→ REQUIRED WORK
Reproduce the listing below character for character; drop every image.

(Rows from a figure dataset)
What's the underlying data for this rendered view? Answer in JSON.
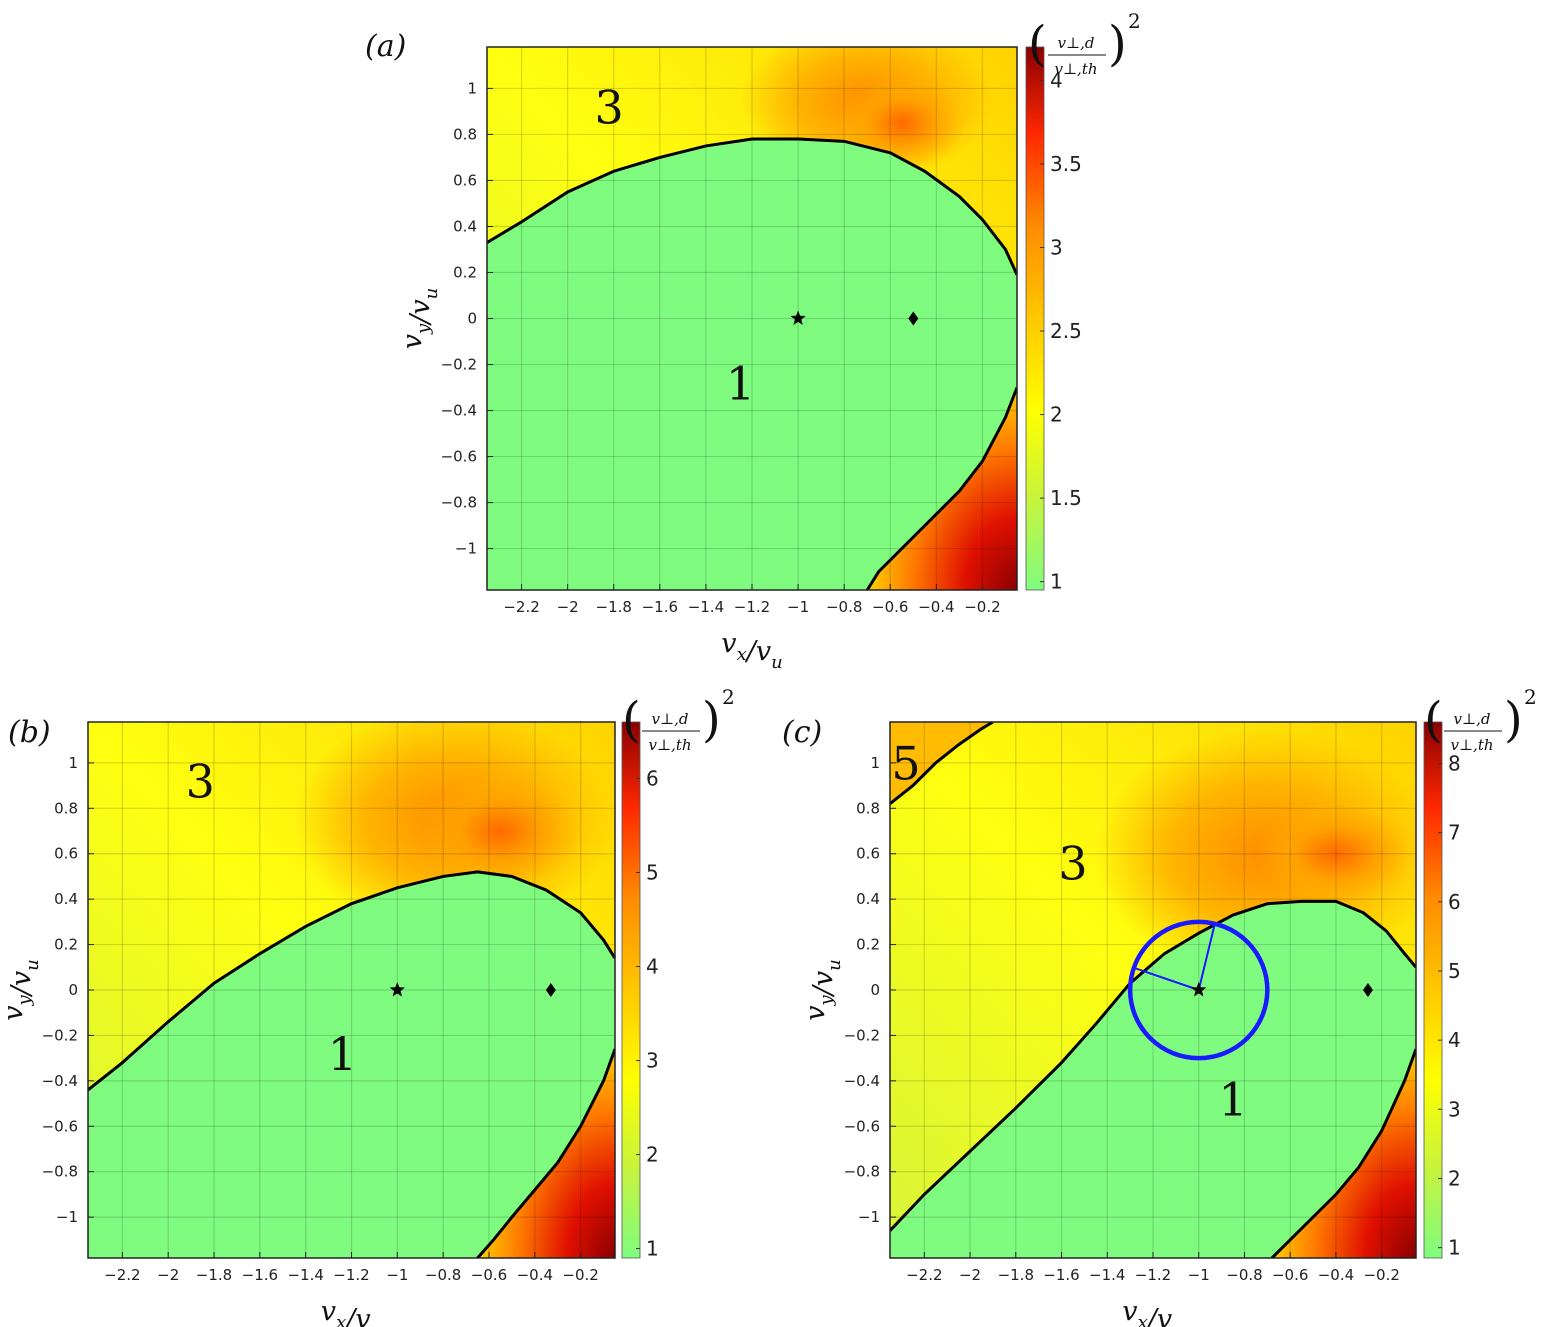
{
  "colors": {
    "region1": "#7ffc7f",
    "colormap": [
      "#7ffc7f",
      "#c8f43c",
      "#ffff00",
      "#ffc800",
      "#ff8c00",
      "#ff2800",
      "#8b0000"
    ],
    "boundary": "#000000",
    "circle": "#1a1aff"
  },
  "chart_data": [
    {
      "type": "heatmap",
      "panel_label": "(a)",
      "xlabel": "v_x/v_u",
      "ylabel": "v_y/v_u",
      "xlim": [
        -2.35,
        -0.05
      ],
      "ylim": [
        -1.18,
        1.18
      ],
      "xticks": [
        -2.2,
        -2,
        -1.8,
        -1.6,
        -1.4,
        -1.2,
        -1,
        -0.8,
        -0.6,
        -0.4,
        -0.2
      ],
      "xtick_labels": [
        "−2.2",
        "−2",
        "−1.8",
        "−1.6",
        "−1.4",
        "−1.2",
        "−1",
        "−0.8",
        "−0.6",
        "−0.4",
        "−0.2"
      ],
      "yticks": [
        1,
        0.8,
        0.6,
        0.4,
        0.2,
        0,
        -0.2,
        -0.4,
        -0.6,
        -0.8,
        -1
      ],
      "ytick_labels": [
        "1",
        "0.8",
        "0.6",
        "0.4",
        "0.2",
        "0",
        "−0.2",
        "−0.4",
        "−0.6",
        "−0.8",
        "−1"
      ],
      "grid": true,
      "colorbar": {
        "title": "(v⊥,d / v⊥,th)^2",
        "range": [
          0.95,
          4.2
        ],
        "ticks": [
          1,
          1.5,
          2,
          2.5,
          3,
          3.5,
          4
        ],
        "tick_labels": [
          "1",
          "1.5",
          "2",
          "2.5",
          "3",
          "3.5",
          "4"
        ]
      },
      "star": [
        -1,
        0
      ],
      "diamond": [
        -0.5,
        0
      ],
      "region_labels": [
        {
          "text": "3",
          "x": -1.82,
          "y": 0.9
        },
        {
          "text": "1",
          "x": -1.25,
          "y": -0.3
        }
      ]
    },
    {
      "type": "heatmap",
      "panel_label": "(b)",
      "xlabel": "v_x/v_u",
      "ylabel": "v_y/v_u",
      "xlim": [
        -2.35,
        -0.05
      ],
      "ylim": [
        -1.18,
        1.18
      ],
      "xticks": [
        -2.2,
        -2,
        -1.8,
        -1.6,
        -1.4,
        -1.2,
        -1,
        -0.8,
        -0.6,
        -0.4,
        -0.2
      ],
      "xtick_labels": [
        "−2.2",
        "−2",
        "−1.8",
        "−1.6",
        "−1.4",
        "−1.2",
        "−1",
        "−0.8",
        "−0.6",
        "−0.4",
        "−0.2"
      ],
      "yticks": [
        1,
        0.8,
        0.6,
        0.4,
        0.2,
        0,
        -0.2,
        -0.4,
        -0.6,
        -0.8,
        -1
      ],
      "ytick_labels": [
        "1",
        "0.8",
        "0.6",
        "0.4",
        "0.2",
        "0",
        "−0.2",
        "−0.4",
        "−0.6",
        "−0.8",
        "−1"
      ],
      "grid": true,
      "colorbar": {
        "title": "(v⊥,d / v⊥,th)^2",
        "range": [
          0.9,
          6.6
        ],
        "ticks": [
          1,
          2,
          3,
          4,
          5,
          6
        ],
        "tick_labels": [
          "1",
          "2",
          "3",
          "4",
          "5",
          "6"
        ]
      },
      "star": [
        -1,
        0
      ],
      "diamond": [
        -0.33,
        0
      ],
      "region_labels": [
        {
          "text": "3",
          "x": -1.86,
          "y": 0.9
        },
        {
          "text": "1",
          "x": -1.24,
          "y": -0.3
        }
      ]
    },
    {
      "type": "heatmap",
      "panel_label": "(c)",
      "xlabel": "v_x/v_u",
      "ylabel": "v_y/v_u",
      "xlim": [
        -2.35,
        -0.05
      ],
      "ylim": [
        -1.18,
        1.18
      ],
      "xticks": [
        -2.2,
        -2,
        -1.8,
        -1.6,
        -1.4,
        -1.2,
        -1,
        -0.8,
        -0.6,
        -0.4,
        -0.2
      ],
      "xtick_labels": [
        "−2.2",
        "−2",
        "−1.8",
        "−1.6",
        "−1.4",
        "−1.2",
        "−1",
        "−0.8",
        "−0.6",
        "−0.4",
        "−0.2"
      ],
      "yticks": [
        1,
        0.8,
        0.6,
        0.4,
        0.2,
        0,
        -0.2,
        -0.4,
        -0.6,
        -0.8,
        -1
      ],
      "ytick_labels": [
        "1",
        "0.8",
        "0.6",
        "0.4",
        "0.2",
        "0",
        "−0.2",
        "−0.4",
        "−0.6",
        "−0.8",
        "−1"
      ],
      "grid": true,
      "colorbar": {
        "title": "(v⊥,d / v⊥,th)^2",
        "range": [
          0.85,
          8.6
        ],
        "ticks": [
          1,
          2,
          3,
          4,
          5,
          6,
          7,
          8
        ],
        "tick_labels": [
          "1",
          "2",
          "3",
          "4",
          "5",
          "6",
          "7",
          "8"
        ]
      },
      "star": [
        -1,
        0
      ],
      "diamond": [
        -0.26,
        0
      ],
      "circle": {
        "center": [
          -1,
          0
        ],
        "radius": 0.3
      },
      "region_labels": [
        {
          "text": "5",
          "x": -2.28,
          "y": 0.98
        },
        {
          "text": "3",
          "x": -1.55,
          "y": 0.54
        },
        {
          "text": "1",
          "x": -0.85,
          "y": -0.5
        }
      ]
    }
  ]
}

→ SOLUTION FOR THIS EXERCISE
What's the underlying data for this rendered view? Answer in JSON.
{
  "colors": {
    "region1": "#7ffc7f",
    "colormap": [
      "#7ffc7f",
      "#c8f43c",
      "#ffff00",
      "#ffc800",
      "#ff8c00",
      "#ff2800",
      "#8b0000"
    ],
    "boundary": "#000000",
    "circle": "#1a1aff"
  },
  "chart_data": [
    {
      "type": "heatmap",
      "panel_label": "(a)",
      "xlabel": "v_x/v_u",
      "ylabel": "v_y/v_u",
      "xlim": [
        -2.35,
        -0.05
      ],
      "ylim": [
        -1.18,
        1.18
      ],
      "xticks": [
        -2.2,
        -2,
        -1.8,
        -1.6,
        -1.4,
        -1.2,
        -1,
        -0.8,
        -0.6,
        -0.4,
        -0.2
      ],
      "xtick_labels": [
        "−2.2",
        "−2",
        "−1.8",
        "−1.6",
        "−1.4",
        "−1.2",
        "−1",
        "−0.8",
        "−0.6",
        "−0.4",
        "−0.2"
      ],
      "yticks": [
        1,
        0.8,
        0.6,
        0.4,
        0.2,
        0,
        -0.2,
        -0.4,
        -0.6,
        -0.8,
        -1
      ],
      "ytick_labels": [
        "1",
        "0.8",
        "0.6",
        "0.4",
        "0.2",
        "0",
        "−0.2",
        "−0.4",
        "−0.6",
        "−0.8",
        "−1"
      ],
      "grid": true,
      "colorbar": {
        "title": "(v⊥,d / v⊥,th)^2",
        "range": [
          0.95,
          4.2
        ],
        "ticks": [
          1,
          1.5,
          2,
          2.5,
          3,
          3.5,
          4
        ],
        "tick_labels": [
          "1",
          "1.5",
          "2",
          "2.5",
          "3",
          "3.5",
          "4"
        ]
      },
      "star": [
        -1,
        0
      ],
      "diamond": [
        -0.5,
        0
      ],
      "region_labels": [
        {
          "text": "3",
          "x": -1.82,
          "y": 0.9
        },
        {
          "text": "1",
          "x": -1.25,
          "y": -0.3
        }
      ]
    },
    {
      "type": "heatmap",
      "panel_label": "(b)",
      "xlabel": "v_x/v_u",
      "ylabel": "v_y/v_u",
      "xlim": [
        -2.35,
        -0.05
      ],
      "ylim": [
        -1.18,
        1.18
      ],
      "xticks": [
        -2.2,
        -2,
        -1.8,
        -1.6,
        -1.4,
        -1.2,
        -1,
        -0.8,
        -0.6,
        -0.4,
        -0.2
      ],
      "xtick_labels": [
        "−2.2",
        "−2",
        "−1.8",
        "−1.6",
        "−1.4",
        "−1.2",
        "−1",
        "−0.8",
        "−0.6",
        "−0.4",
        "−0.2"
      ],
      "yticks": [
        1,
        0.8,
        0.6,
        0.4,
        0.2,
        0,
        -0.2,
        -0.4,
        -0.6,
        -0.8,
        -1
      ],
      "ytick_labels": [
        "1",
        "0.8",
        "0.6",
        "0.4",
        "0.2",
        "0",
        "−0.2",
        "−0.4",
        "−0.6",
        "−0.8",
        "−1"
      ],
      "grid": true,
      "colorbar": {
        "title": "(v⊥,d / v⊥,th)^2",
        "range": [
          0.9,
          6.6
        ],
        "ticks": [
          1,
          2,
          3,
          4,
          5,
          6
        ],
        "tick_labels": [
          "1",
          "2",
          "3",
          "4",
          "5",
          "6"
        ]
      },
      "star": [
        -1,
        0
      ],
      "diamond": [
        -0.33,
        0
      ],
      "region_labels": [
        {
          "text": "3",
          "x": -1.86,
          "y": 0.9
        },
        {
          "text": "1",
          "x": -1.24,
          "y": -0.3
        }
      ]
    },
    {
      "type": "heatmap",
      "panel_label": "(c)",
      "xlabel": "v_x/v_u",
      "ylabel": "v_y/v_u",
      "xlim": [
        -2.35,
        -0.05
      ],
      "ylim": [
        -1.18,
        1.18
      ],
      "xticks": [
        -2.2,
        -2,
        -1.8,
        -1.6,
        -1.4,
        -1.2,
        -1,
        -0.8,
        -0.6,
        -0.4,
        -0.2
      ],
      "xtick_labels": [
        "−2.2",
        "−2",
        "−1.8",
        "−1.6",
        "−1.4",
        "−1.2",
        "−1",
        "−0.8",
        "−0.6",
        "−0.4",
        "−0.2"
      ],
      "yticks": [
        1,
        0.8,
        0.6,
        0.4,
        0.2,
        0,
        -0.2,
        -0.4,
        -0.6,
        -0.8,
        -1
      ],
      "ytick_labels": [
        "1",
        "0.8",
        "0.6",
        "0.4",
        "0.2",
        "0",
        "−0.2",
        "−0.4",
        "−0.6",
        "−0.8",
        "−1"
      ],
      "grid": true,
      "colorbar": {
        "title": "(v⊥,d / v⊥,th)^2",
        "range": [
          0.85,
          8.6
        ],
        "ticks": [
          1,
          2,
          3,
          4,
          5,
          6,
          7,
          8
        ],
        "tick_labels": [
          "1",
          "2",
          "3",
          "4",
          "5",
          "6",
          "7",
          "8"
        ]
      },
      "star": [
        -1,
        0
      ],
      "diamond": [
        -0.26,
        0
      ],
      "circle": {
        "center": [
          -1,
          0
        ],
        "radius": 0.3
      },
      "region_labels": [
        {
          "text": "5",
          "x": -2.28,
          "y": 0.98
        },
        {
          "text": "3",
          "x": -1.55,
          "y": 0.54
        },
        {
          "text": "1",
          "x": -0.85,
          "y": -0.5
        }
      ]
    }
  ]
}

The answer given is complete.